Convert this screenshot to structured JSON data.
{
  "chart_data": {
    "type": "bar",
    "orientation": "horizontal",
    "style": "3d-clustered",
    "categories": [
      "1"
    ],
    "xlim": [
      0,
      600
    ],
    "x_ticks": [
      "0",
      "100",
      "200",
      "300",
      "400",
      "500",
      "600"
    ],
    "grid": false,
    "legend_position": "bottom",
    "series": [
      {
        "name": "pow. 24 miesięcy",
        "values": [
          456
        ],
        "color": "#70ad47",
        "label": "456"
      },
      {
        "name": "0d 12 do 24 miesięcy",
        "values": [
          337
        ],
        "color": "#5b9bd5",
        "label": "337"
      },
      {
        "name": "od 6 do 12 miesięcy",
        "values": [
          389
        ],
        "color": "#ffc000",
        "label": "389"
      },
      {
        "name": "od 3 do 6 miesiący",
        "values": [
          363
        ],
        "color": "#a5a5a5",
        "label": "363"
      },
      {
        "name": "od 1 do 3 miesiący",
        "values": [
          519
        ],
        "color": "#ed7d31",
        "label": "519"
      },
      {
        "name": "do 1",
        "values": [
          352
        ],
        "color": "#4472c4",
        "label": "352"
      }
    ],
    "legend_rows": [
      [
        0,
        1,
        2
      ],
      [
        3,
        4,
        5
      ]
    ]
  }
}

--------------------------------------------------

> **Problem details**: Quote all of the entries exactly as they appear.

> **Finished exercise**:
Convert this screenshot to structured JSON data.
{
  "chart_data": {
    "type": "bar",
    "orientation": "horizontal",
    "style": "3d-clustered",
    "categories": [
      "1"
    ],
    "xlim": [
      0,
      600
    ],
    "x_ticks": [
      "0",
      "100",
      "200",
      "300",
      "400",
      "500",
      "600"
    ],
    "grid": false,
    "legend_position": "bottom",
    "series": [
      {
        "name": "pow. 24 miesięcy",
        "values": [
          456
        ],
        "color": "#70ad47",
        "label": "456"
      },
      {
        "name": "0d 12 do 24 miesięcy",
        "values": [
          337
        ],
        "color": "#5b9bd5",
        "label": "337"
      },
      {
        "name": "od 6 do 12 miesięcy",
        "values": [
          389
        ],
        "color": "#ffc000",
        "label": "389"
      },
      {
        "name": "od 3 do 6 miesiący",
        "values": [
          363
        ],
        "color": "#a5a5a5",
        "label": "363"
      },
      {
        "name": "od 1 do 3 miesiący",
        "values": [
          519
        ],
        "color": "#ed7d31",
        "label": "519"
      },
      {
        "name": "do 1",
        "values": [
          352
        ],
        "color": "#4472c4",
        "label": "352"
      }
    ],
    "legend_rows": [
      [
        0,
        1,
        2
      ],
      [
        3,
        4,
        5
      ]
    ]
  }
}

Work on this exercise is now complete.